(Task description):
Restate the full set of records exactly, word for word.

(Given entries):
• • • •

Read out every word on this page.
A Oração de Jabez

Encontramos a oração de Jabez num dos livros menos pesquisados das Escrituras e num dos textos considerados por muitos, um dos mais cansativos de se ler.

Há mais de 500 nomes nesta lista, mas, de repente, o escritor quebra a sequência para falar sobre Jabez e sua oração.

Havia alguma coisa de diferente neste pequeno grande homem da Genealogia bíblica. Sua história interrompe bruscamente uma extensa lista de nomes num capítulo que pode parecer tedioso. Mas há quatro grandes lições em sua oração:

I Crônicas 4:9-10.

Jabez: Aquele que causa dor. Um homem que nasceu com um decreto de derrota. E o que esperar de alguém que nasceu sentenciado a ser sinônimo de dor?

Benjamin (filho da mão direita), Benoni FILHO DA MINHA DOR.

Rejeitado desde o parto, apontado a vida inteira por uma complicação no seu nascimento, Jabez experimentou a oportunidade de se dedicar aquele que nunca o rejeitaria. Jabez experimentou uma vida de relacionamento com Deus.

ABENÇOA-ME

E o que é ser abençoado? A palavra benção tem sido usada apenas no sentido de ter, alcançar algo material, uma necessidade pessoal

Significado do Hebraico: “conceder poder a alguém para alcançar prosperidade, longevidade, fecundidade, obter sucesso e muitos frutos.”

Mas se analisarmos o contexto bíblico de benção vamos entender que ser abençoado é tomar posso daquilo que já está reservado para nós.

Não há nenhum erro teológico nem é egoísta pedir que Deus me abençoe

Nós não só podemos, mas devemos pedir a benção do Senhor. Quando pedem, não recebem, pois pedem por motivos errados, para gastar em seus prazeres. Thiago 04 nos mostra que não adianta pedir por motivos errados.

• • • •

(Worked solution):
Read out every word on this page.
A Oração de Jabez

Encontramos a oração de Jabez num dos livros menos pesquisados das Escrituras e num dos textos considerados por muitos, um dos mais cansativos de se ler.

Há mais de 500 nomes nesta lista, mas, de repente, o escritor quebra a sequência para falar sobre Jabez e sua oração.

Havia alguma coisa de diferente neste pequeno grande homem da Genealogia bíblica. Sua história interrompe bruscamente uma extensa lista de nomes num capítulo que pode parecer tedioso. Mas há quatro grandes lições em sua oração:

I Crônicas 4:9-10.

Jabez: Aquele que causa dor. Um homem que nasceu com um decreto de derrota. E o que esperar de alguém que nasceu sentenciado a ser sinônimo de dor?

Benjamin (filho da mão direita), Benoni FILHO DA MINHA DOR.

Rejeitado desde o parto, apontado a vida inteira por uma complicação no seu nascimento, Jabez experimentou a oportunidade de se dedicar aquele que nunca o rejeitaria. Jabez experimentou uma vida de relacionamento com Deus.

ABENÇOA-ME

E o que é ser abençoado? A palavra benção tem sido usada apenas no sentido de ter, alcançar algo material, uma necessidade pessoal

Significado do Hebraico: “conceder poder a alguém para alcançar prosperidade, longevidade, fecundidade, obter sucesso e muitos frutos.”

Mas se analisarmos o contexto bíblico de benção vamos entender que ser abençoado é tomar posso daquilo que já está reservado para nós.

Não há nenhum erro teológico nem é egoísta pedir que Deus me abençoe

Nós não só podemos, mas devemos pedir a benção do Senhor. Quando pedem, não recebem, pois pedem por motivos errados, para gastar em seus prazeres. Thiago 04 nos mostra que não adianta pedir por motivos errados.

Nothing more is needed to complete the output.